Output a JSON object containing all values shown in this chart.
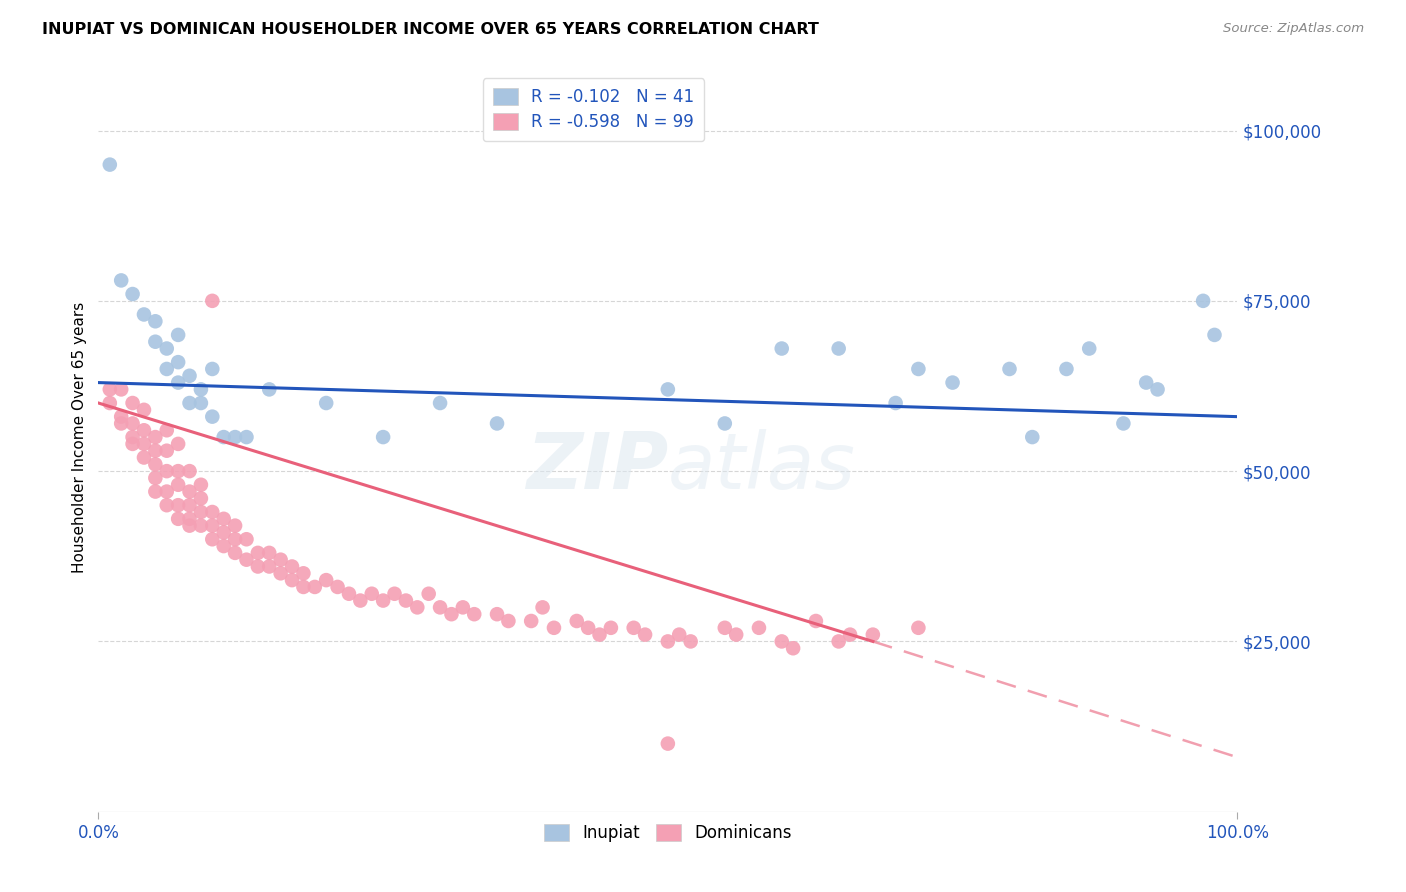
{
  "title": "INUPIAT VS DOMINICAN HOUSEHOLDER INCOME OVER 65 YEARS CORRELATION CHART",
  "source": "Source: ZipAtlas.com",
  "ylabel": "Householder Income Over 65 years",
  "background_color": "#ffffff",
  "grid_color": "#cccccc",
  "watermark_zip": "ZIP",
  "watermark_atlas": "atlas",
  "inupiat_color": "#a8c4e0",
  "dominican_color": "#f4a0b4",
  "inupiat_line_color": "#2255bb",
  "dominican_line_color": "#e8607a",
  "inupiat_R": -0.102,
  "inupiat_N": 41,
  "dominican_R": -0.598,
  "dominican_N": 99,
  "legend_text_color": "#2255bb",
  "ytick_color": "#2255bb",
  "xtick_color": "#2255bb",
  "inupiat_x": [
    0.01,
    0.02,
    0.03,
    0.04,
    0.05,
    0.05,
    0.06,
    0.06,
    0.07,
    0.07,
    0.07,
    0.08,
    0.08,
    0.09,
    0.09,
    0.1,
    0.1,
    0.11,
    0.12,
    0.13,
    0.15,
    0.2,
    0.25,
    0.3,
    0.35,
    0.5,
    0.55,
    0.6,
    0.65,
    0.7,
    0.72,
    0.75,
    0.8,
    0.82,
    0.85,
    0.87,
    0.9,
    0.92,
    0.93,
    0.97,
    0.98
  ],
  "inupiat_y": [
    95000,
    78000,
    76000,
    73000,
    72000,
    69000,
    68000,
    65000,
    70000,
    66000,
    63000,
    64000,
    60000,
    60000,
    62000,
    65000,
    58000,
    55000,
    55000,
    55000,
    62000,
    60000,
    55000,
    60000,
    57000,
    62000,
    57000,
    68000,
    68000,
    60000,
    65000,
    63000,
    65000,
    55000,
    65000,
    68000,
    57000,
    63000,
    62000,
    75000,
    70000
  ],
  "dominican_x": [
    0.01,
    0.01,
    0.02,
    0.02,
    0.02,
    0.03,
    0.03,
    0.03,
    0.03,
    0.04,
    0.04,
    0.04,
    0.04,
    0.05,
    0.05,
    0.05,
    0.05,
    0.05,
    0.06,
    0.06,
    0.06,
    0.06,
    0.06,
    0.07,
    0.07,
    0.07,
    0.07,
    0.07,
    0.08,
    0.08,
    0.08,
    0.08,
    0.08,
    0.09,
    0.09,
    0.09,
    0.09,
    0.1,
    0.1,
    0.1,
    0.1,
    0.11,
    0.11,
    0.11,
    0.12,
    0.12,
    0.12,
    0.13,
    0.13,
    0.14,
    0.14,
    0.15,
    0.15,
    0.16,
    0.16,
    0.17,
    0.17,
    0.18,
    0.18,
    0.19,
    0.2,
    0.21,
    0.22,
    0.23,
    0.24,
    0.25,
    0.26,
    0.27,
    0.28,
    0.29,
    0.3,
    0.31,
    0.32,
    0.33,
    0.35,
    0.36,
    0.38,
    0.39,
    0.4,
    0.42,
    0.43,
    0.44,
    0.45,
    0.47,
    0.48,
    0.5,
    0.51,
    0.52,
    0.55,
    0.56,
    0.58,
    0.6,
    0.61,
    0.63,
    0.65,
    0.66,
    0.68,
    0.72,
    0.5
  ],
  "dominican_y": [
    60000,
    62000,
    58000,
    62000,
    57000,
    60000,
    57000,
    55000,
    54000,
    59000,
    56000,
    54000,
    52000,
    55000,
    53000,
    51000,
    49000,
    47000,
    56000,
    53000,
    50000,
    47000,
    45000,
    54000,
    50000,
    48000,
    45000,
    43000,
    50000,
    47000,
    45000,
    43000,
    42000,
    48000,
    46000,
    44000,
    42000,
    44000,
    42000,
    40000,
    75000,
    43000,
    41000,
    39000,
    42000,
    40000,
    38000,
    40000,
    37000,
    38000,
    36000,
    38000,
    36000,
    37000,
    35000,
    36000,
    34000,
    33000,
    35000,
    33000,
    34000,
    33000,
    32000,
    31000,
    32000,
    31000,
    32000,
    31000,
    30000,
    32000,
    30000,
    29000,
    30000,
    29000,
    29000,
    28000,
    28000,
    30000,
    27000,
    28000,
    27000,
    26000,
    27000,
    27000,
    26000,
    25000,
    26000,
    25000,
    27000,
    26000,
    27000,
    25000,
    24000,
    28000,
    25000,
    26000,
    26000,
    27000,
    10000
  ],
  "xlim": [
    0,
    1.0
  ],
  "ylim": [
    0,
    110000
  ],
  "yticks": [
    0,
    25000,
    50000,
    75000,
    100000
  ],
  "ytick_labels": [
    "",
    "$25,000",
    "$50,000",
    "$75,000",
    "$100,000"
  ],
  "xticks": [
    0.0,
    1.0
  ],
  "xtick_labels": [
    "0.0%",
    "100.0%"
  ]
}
_ _ _ _
◆ Your instructions: Output every entry word for word, but omit the pictures.

◆ Response:
Output a JSON object containing all values shown in this chart.
{
  "title": "INUPIAT VS DOMINICAN HOUSEHOLDER INCOME OVER 65 YEARS CORRELATION CHART",
  "source": "Source: ZipAtlas.com",
  "ylabel": "Householder Income Over 65 years",
  "background_color": "#ffffff",
  "grid_color": "#cccccc",
  "watermark_zip": "ZIP",
  "watermark_atlas": "atlas",
  "inupiat_color": "#a8c4e0",
  "dominican_color": "#f4a0b4",
  "inupiat_line_color": "#2255bb",
  "dominican_line_color": "#e8607a",
  "inupiat_R": -0.102,
  "inupiat_N": 41,
  "dominican_R": -0.598,
  "dominican_N": 99,
  "legend_text_color": "#2255bb",
  "ytick_color": "#2255bb",
  "xtick_color": "#2255bb",
  "inupiat_x": [
    0.01,
    0.02,
    0.03,
    0.04,
    0.05,
    0.05,
    0.06,
    0.06,
    0.07,
    0.07,
    0.07,
    0.08,
    0.08,
    0.09,
    0.09,
    0.1,
    0.1,
    0.11,
    0.12,
    0.13,
    0.15,
    0.2,
    0.25,
    0.3,
    0.35,
    0.5,
    0.55,
    0.6,
    0.65,
    0.7,
    0.72,
    0.75,
    0.8,
    0.82,
    0.85,
    0.87,
    0.9,
    0.92,
    0.93,
    0.97,
    0.98
  ],
  "inupiat_y": [
    95000,
    78000,
    76000,
    73000,
    72000,
    69000,
    68000,
    65000,
    70000,
    66000,
    63000,
    64000,
    60000,
    60000,
    62000,
    65000,
    58000,
    55000,
    55000,
    55000,
    62000,
    60000,
    55000,
    60000,
    57000,
    62000,
    57000,
    68000,
    68000,
    60000,
    65000,
    63000,
    65000,
    55000,
    65000,
    68000,
    57000,
    63000,
    62000,
    75000,
    70000
  ],
  "dominican_x": [
    0.01,
    0.01,
    0.02,
    0.02,
    0.02,
    0.03,
    0.03,
    0.03,
    0.03,
    0.04,
    0.04,
    0.04,
    0.04,
    0.05,
    0.05,
    0.05,
    0.05,
    0.05,
    0.06,
    0.06,
    0.06,
    0.06,
    0.06,
    0.07,
    0.07,
    0.07,
    0.07,
    0.07,
    0.08,
    0.08,
    0.08,
    0.08,
    0.08,
    0.09,
    0.09,
    0.09,
    0.09,
    0.1,
    0.1,
    0.1,
    0.1,
    0.11,
    0.11,
    0.11,
    0.12,
    0.12,
    0.12,
    0.13,
    0.13,
    0.14,
    0.14,
    0.15,
    0.15,
    0.16,
    0.16,
    0.17,
    0.17,
    0.18,
    0.18,
    0.19,
    0.2,
    0.21,
    0.22,
    0.23,
    0.24,
    0.25,
    0.26,
    0.27,
    0.28,
    0.29,
    0.3,
    0.31,
    0.32,
    0.33,
    0.35,
    0.36,
    0.38,
    0.39,
    0.4,
    0.42,
    0.43,
    0.44,
    0.45,
    0.47,
    0.48,
    0.5,
    0.51,
    0.52,
    0.55,
    0.56,
    0.58,
    0.6,
    0.61,
    0.63,
    0.65,
    0.66,
    0.68,
    0.72,
    0.5
  ],
  "dominican_y": [
    60000,
    62000,
    58000,
    62000,
    57000,
    60000,
    57000,
    55000,
    54000,
    59000,
    56000,
    54000,
    52000,
    55000,
    53000,
    51000,
    49000,
    47000,
    56000,
    53000,
    50000,
    47000,
    45000,
    54000,
    50000,
    48000,
    45000,
    43000,
    50000,
    47000,
    45000,
    43000,
    42000,
    48000,
    46000,
    44000,
    42000,
    44000,
    42000,
    40000,
    75000,
    43000,
    41000,
    39000,
    42000,
    40000,
    38000,
    40000,
    37000,
    38000,
    36000,
    38000,
    36000,
    37000,
    35000,
    36000,
    34000,
    33000,
    35000,
    33000,
    34000,
    33000,
    32000,
    31000,
    32000,
    31000,
    32000,
    31000,
    30000,
    32000,
    30000,
    29000,
    30000,
    29000,
    29000,
    28000,
    28000,
    30000,
    27000,
    28000,
    27000,
    26000,
    27000,
    27000,
    26000,
    25000,
    26000,
    25000,
    27000,
    26000,
    27000,
    25000,
    24000,
    28000,
    25000,
    26000,
    26000,
    27000,
    10000
  ],
  "xlim": [
    0,
    1.0
  ],
  "ylim": [
    0,
    110000
  ],
  "yticks": [
    0,
    25000,
    50000,
    75000,
    100000
  ],
  "ytick_labels": [
    "",
    "$25,000",
    "$50,000",
    "$75,000",
    "$100,000"
  ],
  "xticks": [
    0.0,
    1.0
  ],
  "xtick_labels": [
    "0.0%",
    "100.0%"
  ]
}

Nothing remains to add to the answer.